Output every record below exactly as it appears.

--- BEGIN WORKING DATA ---

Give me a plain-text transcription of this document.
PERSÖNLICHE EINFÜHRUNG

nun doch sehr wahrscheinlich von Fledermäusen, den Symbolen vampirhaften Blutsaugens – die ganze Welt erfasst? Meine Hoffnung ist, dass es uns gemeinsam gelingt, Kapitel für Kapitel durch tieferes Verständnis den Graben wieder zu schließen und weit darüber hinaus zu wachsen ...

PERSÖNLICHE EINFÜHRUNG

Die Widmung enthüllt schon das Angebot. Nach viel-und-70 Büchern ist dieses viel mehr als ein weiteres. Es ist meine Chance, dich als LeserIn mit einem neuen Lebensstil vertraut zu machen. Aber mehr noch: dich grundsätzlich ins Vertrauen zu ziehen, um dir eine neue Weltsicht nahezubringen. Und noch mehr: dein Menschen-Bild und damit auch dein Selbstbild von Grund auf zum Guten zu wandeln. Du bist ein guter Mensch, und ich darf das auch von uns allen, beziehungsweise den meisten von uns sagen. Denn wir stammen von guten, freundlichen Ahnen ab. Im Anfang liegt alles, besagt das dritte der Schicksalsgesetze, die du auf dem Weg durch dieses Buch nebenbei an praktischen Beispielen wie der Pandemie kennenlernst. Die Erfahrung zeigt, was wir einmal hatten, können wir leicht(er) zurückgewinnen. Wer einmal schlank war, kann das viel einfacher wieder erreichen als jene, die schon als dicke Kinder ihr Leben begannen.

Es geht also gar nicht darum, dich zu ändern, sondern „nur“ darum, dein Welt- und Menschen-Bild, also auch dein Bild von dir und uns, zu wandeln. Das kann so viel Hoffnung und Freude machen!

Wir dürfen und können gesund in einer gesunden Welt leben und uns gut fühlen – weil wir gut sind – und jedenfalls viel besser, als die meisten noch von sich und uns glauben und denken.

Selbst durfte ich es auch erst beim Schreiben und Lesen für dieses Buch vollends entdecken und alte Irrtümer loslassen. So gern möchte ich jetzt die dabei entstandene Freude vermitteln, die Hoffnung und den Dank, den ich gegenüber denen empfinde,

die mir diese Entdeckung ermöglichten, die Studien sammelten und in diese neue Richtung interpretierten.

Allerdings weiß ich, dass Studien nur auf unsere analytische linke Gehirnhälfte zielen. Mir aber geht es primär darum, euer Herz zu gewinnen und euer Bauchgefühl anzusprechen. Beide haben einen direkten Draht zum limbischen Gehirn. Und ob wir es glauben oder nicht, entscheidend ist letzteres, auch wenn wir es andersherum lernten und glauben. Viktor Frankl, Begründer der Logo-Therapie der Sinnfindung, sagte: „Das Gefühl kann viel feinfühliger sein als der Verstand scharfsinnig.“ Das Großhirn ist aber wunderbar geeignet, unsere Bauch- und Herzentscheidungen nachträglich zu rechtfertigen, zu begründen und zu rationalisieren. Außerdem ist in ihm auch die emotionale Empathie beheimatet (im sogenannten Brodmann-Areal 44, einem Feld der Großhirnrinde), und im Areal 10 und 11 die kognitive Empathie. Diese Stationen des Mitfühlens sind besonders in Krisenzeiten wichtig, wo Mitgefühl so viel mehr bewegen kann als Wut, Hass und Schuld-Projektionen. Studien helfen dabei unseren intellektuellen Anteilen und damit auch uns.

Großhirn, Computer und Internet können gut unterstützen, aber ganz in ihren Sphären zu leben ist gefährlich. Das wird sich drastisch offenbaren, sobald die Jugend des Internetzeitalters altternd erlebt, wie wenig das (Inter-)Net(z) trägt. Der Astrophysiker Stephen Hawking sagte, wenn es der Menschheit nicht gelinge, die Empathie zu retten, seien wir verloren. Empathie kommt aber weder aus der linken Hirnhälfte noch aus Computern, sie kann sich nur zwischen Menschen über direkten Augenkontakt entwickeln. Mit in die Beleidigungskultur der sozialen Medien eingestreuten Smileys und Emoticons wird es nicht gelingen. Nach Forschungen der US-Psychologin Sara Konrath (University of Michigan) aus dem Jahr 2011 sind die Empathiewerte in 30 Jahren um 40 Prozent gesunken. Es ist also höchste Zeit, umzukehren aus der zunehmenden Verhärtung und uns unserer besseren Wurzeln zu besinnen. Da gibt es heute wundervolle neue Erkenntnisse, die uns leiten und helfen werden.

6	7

--- END WORKING DATA ---

EXERCISE OUTPUT -
Give me a plain-text transcription of this document.
PERSÖNLICHE EINFÜHRUNG

nun doch sehr wahrscheinlich von Fledermäusen, den Symbolen vampirhaften Blutsaugens – die ganze Welt erfasst? Meine Hoffnung ist, dass es uns gemeinsam gelingt, Kapitel für Kapitel durch tieferes Verständnis den Graben wieder zu schließen und weit darüber hinaus zu wachsen ...

PERSÖNLICHE EINFÜHRUNG

Die Widmung enthüllt schon das Angebot. Nach viel-und-70 Büchern ist dieses viel mehr als ein weiteres. Es ist meine Chance, dich als LeserIn mit einem neuen Lebensstil vertraut zu machen. Aber mehr noch: dich grundsätzlich ins Vertrauen zu ziehen, um dir eine neue Weltsicht nahezubringen. Und noch mehr: dein Menschen-Bild und damit auch dein Selbstbild von Grund auf zum Guten zu wandeln. Du bist ein guter Mensch, und ich darf das auch von uns allen, beziehungsweise den meisten von uns sagen. Denn wir stammen von guten, freundlichen Ahnen ab. Im Anfang liegt alles, besagt das dritte der Schicksalsgesetze, die du auf dem Weg durch dieses Buch nebenbei an praktischen Beispielen wie der Pandemie kennenlernst. Die Erfahrung zeigt, was wir einmal hatten, können wir leicht(er) zurückgewinnen. Wer einmal schlank war, kann das viel einfacher wieder erreichen als jene, die schon als dicke Kinder ihr Leben begannen.

Es geht also gar nicht darum, dich zu ändern, sondern „nur“ darum, dein Welt- und Menschen-Bild, also auch dein Bild von dir und uns, zu wandeln. Das kann so viel Hoffnung und Freude machen!

Wir dürfen und können gesund in einer gesunden Welt leben und uns gut fühlen – weil wir gut sind – und jedenfalls viel besser, als die meisten noch von sich und uns glauben und denken.

Selbst durfte ich es auch erst beim Schreiben und Lesen für dieses Buch vollends entdecken und alte Irrtümer loslassen. So gern möchte ich jetzt die dabei entstandene Freude vermitteln, die Hoffnung und den Dank, den ich gegenüber denen empfinde,

die mir diese Entdeckung ermöglichten, die Studien sammelten und in diese neue Richtung interpretierten.

Allerdings weiß ich, dass Studien nur auf unsere analytische linke Gehirnhälfte zielen. Mir aber geht es primär darum, euer Herz zu gewinnen und euer Bauchgefühl anzusprechen. Beide haben einen direkten Draht zum limbischen Gehirn. Und ob wir es glauben oder nicht, entscheidend ist letzteres, auch wenn wir es andersherum lernten und glauben. Viktor Frankl, Begründer der Logo-Therapie der Sinnfindung, sagte: „Das Gefühl kann viel feinfühliger sein als der Verstand scharfsinnig.“ Das Großhirn ist aber wunderbar geeignet, unsere Bauch- und Herzentscheidungen nachträglich zu rechtfertigen, zu begründen und zu rationalisieren. Außerdem ist in ihm auch die emotionale Empathie beheimatet (im sogenannten Brodmann-Areal 44, einem Feld der Großhirnrinde), und im Areal 10 und 11 die kognitive Empathie. Diese Stationen des Mitfühlens sind besonders in Krisenzeiten wichtig, wo Mitgefühl so viel mehr bewegen kann als Wut, Hass und Schuld-Projektionen. Studien helfen dabei unseren intellektuellen Anteilen und damit auch uns.

Großhirn, Computer und Internet können gut unterstützen, aber ganz in ihren Sphären zu leben ist gefährlich. Das wird sich drastisch offenbaren, sobald die Jugend des Internetzeitalters altternd erlebt, wie wenig das (Inter-)Net(z) trägt. Der Astrophysiker Stephen Hawking sagte, wenn es der Menschheit nicht gelinge, die Empathie zu retten, seien wir verloren. Empathie kommt aber weder aus der linken Hirnhälfte noch aus Computern, sie kann sich nur zwischen Menschen über direkten Augenkontakt entwickeln. Mit in die Beleidigungskultur der sozialen Medien eingestreuten Smileys und Emoticons wird es nicht gelingen. Nach Forschungen der US-Psychologin Sara Konrath (University of Michigan) aus dem Jahr 2011 sind die Empathiewerte in 30 Jahren um 40 Prozent gesunken. Es ist also höchste Zeit, umzukehren aus der zunehmenden Verhärtung und uns unserer besseren Wurzeln zu besinnen. Da gibt es heute wundervolle neue Erkenntnisse, die uns leiten und helfen werden.

6	7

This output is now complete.